● **Data section**
# # # # # # #

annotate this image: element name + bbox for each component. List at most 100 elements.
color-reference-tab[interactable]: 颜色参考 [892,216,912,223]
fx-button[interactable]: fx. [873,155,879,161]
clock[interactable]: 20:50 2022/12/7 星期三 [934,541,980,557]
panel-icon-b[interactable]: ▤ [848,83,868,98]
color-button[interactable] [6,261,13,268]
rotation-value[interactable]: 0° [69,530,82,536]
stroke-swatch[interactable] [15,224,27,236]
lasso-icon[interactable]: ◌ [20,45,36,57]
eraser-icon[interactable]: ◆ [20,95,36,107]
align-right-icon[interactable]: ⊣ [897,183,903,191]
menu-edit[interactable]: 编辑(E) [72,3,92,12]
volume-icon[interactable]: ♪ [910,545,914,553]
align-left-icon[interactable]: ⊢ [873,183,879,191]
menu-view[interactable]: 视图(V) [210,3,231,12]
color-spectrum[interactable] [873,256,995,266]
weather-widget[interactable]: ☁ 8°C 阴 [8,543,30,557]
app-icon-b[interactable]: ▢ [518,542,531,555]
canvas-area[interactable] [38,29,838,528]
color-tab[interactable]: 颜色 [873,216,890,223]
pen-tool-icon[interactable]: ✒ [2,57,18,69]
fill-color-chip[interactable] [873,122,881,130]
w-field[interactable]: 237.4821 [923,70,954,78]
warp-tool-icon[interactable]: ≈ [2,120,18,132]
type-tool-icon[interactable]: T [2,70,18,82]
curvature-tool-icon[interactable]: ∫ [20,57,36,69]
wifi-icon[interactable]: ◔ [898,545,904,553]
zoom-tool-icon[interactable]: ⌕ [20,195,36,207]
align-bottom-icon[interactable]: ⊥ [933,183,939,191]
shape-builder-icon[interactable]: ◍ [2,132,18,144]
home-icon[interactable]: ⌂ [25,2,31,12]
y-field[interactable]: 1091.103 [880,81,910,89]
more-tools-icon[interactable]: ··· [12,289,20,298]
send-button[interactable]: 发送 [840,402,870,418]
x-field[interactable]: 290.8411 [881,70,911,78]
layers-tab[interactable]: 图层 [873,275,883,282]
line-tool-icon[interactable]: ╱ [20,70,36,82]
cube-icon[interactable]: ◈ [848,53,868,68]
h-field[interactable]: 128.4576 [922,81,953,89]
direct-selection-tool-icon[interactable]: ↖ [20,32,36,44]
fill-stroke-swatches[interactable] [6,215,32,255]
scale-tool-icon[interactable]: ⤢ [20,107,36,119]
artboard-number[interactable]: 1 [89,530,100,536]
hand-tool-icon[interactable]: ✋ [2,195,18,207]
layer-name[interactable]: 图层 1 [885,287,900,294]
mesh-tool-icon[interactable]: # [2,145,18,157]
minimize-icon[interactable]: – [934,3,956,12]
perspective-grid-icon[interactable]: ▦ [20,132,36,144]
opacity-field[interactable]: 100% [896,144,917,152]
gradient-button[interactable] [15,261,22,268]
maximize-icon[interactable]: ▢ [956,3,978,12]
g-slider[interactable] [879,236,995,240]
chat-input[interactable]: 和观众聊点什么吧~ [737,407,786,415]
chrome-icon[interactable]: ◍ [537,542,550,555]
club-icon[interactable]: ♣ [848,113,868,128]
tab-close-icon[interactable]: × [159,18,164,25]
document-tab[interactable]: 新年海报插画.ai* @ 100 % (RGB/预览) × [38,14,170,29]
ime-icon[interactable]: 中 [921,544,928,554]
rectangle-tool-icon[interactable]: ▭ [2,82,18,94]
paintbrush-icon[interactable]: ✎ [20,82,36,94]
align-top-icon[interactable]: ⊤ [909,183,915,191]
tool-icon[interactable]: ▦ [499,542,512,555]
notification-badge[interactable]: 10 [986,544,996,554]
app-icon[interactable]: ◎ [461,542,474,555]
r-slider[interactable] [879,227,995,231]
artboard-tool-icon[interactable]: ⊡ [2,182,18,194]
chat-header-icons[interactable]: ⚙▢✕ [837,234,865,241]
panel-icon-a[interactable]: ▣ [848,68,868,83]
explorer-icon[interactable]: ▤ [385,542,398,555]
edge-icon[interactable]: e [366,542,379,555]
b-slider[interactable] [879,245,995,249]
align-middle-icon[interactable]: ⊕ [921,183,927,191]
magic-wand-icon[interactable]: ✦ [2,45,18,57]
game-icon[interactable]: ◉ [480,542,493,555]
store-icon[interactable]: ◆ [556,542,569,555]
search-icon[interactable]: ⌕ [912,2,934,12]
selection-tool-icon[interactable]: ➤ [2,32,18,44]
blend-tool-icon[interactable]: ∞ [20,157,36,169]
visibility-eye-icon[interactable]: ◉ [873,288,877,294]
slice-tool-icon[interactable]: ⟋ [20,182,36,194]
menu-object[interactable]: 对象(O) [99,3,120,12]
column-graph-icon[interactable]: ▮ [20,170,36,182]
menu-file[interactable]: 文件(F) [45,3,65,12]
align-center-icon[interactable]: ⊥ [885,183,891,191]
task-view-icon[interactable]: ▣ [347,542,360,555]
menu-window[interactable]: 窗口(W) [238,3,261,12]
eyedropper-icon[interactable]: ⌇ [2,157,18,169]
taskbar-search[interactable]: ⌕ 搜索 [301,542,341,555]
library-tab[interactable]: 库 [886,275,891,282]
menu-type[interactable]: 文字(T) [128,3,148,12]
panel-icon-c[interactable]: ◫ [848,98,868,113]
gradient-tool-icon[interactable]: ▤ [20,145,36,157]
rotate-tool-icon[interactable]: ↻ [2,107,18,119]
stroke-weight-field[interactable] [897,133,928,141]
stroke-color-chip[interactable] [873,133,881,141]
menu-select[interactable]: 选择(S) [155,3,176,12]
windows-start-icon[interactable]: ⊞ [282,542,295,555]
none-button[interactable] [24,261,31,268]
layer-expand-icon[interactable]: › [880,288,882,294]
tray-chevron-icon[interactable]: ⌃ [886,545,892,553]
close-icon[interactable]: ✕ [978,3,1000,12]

# # # # # # #

● **Do this**
Please format each line of the listing above as a string in a JSON list, one entry per line, leaving out blank lines.

● **Result for this task**
[
  "annotate this image: element name + bbox for each component. List at most 100 elements.",
  "color-reference-tab[interactable]: 颜色参考 [892,216,912,223]",
  "fx-button[interactable]: fx. [873,155,879,161]",
  "clock[interactable]: 20:50 2022/12/7 星期三 [934,541,980,557]",
  "panel-icon-b[interactable]: ▤ [848,83,868,98]",
  "color-button[interactable] [6,261,13,268]",
  "rotation-value[interactable]: 0° [69,530,82,536]",
  "stroke-swatch[interactable] [15,224,27,236]",
  "lasso-icon[interactable]: ◌ [20,45,36,57]",
  "eraser-icon[interactable]: ◆ [20,95,36,107]",
  "align-right-icon[interactable]: ⊣ [897,183,903,191]",
  "menu-edit[interactable]: 编辑(E) [72,3,92,12]",
  "volume-icon[interactable]: ♪ [910,545,914,553]",
  "align-left-icon[interactable]: ⊢ [873,183,879,191]",
  "menu-view[interactable]: 视图(V) [210,3,231,12]",
  "color-spectrum[interactable] [873,256,995,266]",
  "weather-widget[interactable]: ☁ 8°C 阴 [8,543,30,557]",
  "app-icon-b[interactable]: ▢ [518,542,531,555]",
  "canvas-area[interactable] [38,29,838,528]",
  "color-tab[interactable]: 颜色 [873,216,890,223]",
  "pen-tool-icon[interactable]: ✒ [2,57,18,69]",
  "fill-color-chip[interactable] [873,122,881,130]",
  "w-field[interactable]: 237.4821 [923,70,954,78]",
  "warp-tool-icon[interactable]: ≈ [2,120,18,132]",
  "type-tool-icon[interactable]: T [2,70,18,82]",
  "curvature-tool-icon[interactable]: ∫ [20,57,36,69]",
  "wifi-icon[interactable]: ◔ [898,545,904,553]",
  "zoom-tool-icon[interactable]: ⌕ [20,195,36,207]",
  "align-bottom-icon[interactable]: ⊥ [933,183,939,191]",
  "shape-builder-icon[interactable]: ◍ [2,132,18,144]",
  "home-icon[interactable]: ⌂ [25,2,31,12]",
  "y-field[interactable]: 1091.103 [880,81,910,89]",
  "more-tools-icon[interactable]: ··· [12,289,20,298]",
  "send-button[interactable]: 发送 [840,402,870,418]",
  "x-field[interactable]: 290.8411 [881,70,911,78]",
  "layers-tab[interactable]: 图层 [873,275,883,282]",
  "line-tool-icon[interactable]: ╱ [20,70,36,82]",
  "cube-icon[interactable]: ◈ [848,53,868,68]",
  "h-field[interactable]: 128.4576 [922,81,953,89]",
  "direct-selection-tool-icon[interactable]: ↖ [20,32,36,44]",
  "fill-stroke-swatches[interactable] [6,215,32,255]",
  "scale-tool-icon[interactable]: ⤢ [20,107,36,119]",
  "artboard-number[interactable]: 1 [89,530,100,536]",
  "hand-tool-icon[interactable]: ✋ [2,195,18,207]",
  "layer-name[interactable]: 图层 1 [885,287,900,294]",
  "mesh-tool-icon[interactable]: # [2,145,18,157]",
  "minimize-icon[interactable]: – [934,3,956,12]",
  "perspective-grid-icon[interactable]: ▦ [20,132,36,144]",
  "opacity-field[interactable]: 100% [896,144,917,152]",
  "gradient-button[interactable] [15,261,22,268]",
  "maximize-icon[interactable]: ▢ [956,3,978,12]",
  "g-slider[interactable] [879,236,995,240]",
  "chat-input[interactable]: 和观众聊点什么吧~ [737,407,786,415]",
  "chrome-icon[interactable]: ◍ [537,542,550,555]",
  "club-icon[interactable]: ♣ [848,113,868,128]",
  "tab-close-icon[interactable]: × [159,18,164,25]",
  "document-tab[interactable]: 新年海报插画.ai* @ 100 % (RGB/预览) × [38,14,170,29]",
  "ime-icon[interactable]: 中 [921,544,928,554]",
  "rectangle-tool-icon[interactable]: ▭ [2,82,18,94]",
  "paintbrush-icon[interactable]: ✎ [20,82,36,94]",
  "align-top-icon[interactable]: ⊤ [909,183,915,191]",
  "tool-icon[interactable]: ▦ [499,542,512,555]",
  "notification-badge[interactable]: 10 [986,544,996,554]",
  "app-icon[interactable]: ◎ [461,542,474,555]",
  "r-slider[interactable] [879,227,995,231]",
  "artboard-tool-icon[interactable]: ⊡ [2,182,18,194]",
  "chat-header-icons[interactable]: ⚙▢✕ [837,234,865,241]",
  "panel-icon-a[interactable]: ▣ [848,68,868,83]",
  "explorer-icon[interactable]: ▤ [385,542,398,555]",
  "edge-icon[interactable]: e [366,542,379,555]",
  "b-slider[interactable] [879,245,995,249]",
  "align-middle-icon[interactable]: ⊕ [921,183,927,191]",
  "magic-wand-icon[interactable]: ✦ [2,45,18,57]",
  "game-icon[interactable]: ◉ [480,542,493,555]",
  "store-icon[interactable]: ◆ [556,542,569,555]",
  "search-icon[interactable]: ⌕ [912,2,934,12]",
  "selection-tool-icon[interactable]: ➤ [2,32,18,44]",
  "blend-tool-icon[interactable]: ∞ [20,157,36,169]",
  "visibility-eye-icon[interactable]: ◉ [873,288,877,294]",
  "slice-tool-icon[interactable]: ⟋ [20,182,36,194]",
  "menu-object[interactable]: 对象(O) [99,3,120,12]",
  "column-graph-icon[interactable]: ▮ [20,170,36,182]",
  "menu-file[interactable]: 文件(F) [45,3,65,12]",
  "align-center-icon[interactable]: ⊥ [885,183,891,191]",
  "task-view-icon[interactable]: ▣ [347,542,360,555]",
  "menu-window[interactable]: 窗口(W) [238,3,261,12]",
  "eyedropper-icon[interactable]: ⌇ [2,157,18,169]",
  "taskbar-search[interactable]: ⌕ 搜索 [301,542,341,555]",
  "library-tab[interactable]: 库 [886,275,891,282]",
  "menu-type[interactable]: 文字(T) [128,3,148,12]",
  "panel-icon-c[interactable]: ◫ [848,98,868,113]",
  "gradient-tool-icon[interactable]: ▤ [20,145,36,157]",
  "rotate-tool-icon[interactable]: ↻ [2,107,18,119]",
  "stroke-weight-field[interactable] [897,133,928,141]",
  "stroke-color-chip[interactable] [873,133,881,141]",
  "menu-select[interactable]: 选择(S) [155,3,176,12]",
  "windows-start-icon[interactable]: ⊞ [282,542,295,555]",
  "none-button[interactable] [24,261,31,268]",
  "layer-expand-icon[interactable]: › [880,288,882,294]",
  "tray-chevron-icon[interactable]: ⌃ [886,545,892,553]",
  "close-icon[interactable]: ✕ [978,3,1000,12]"
]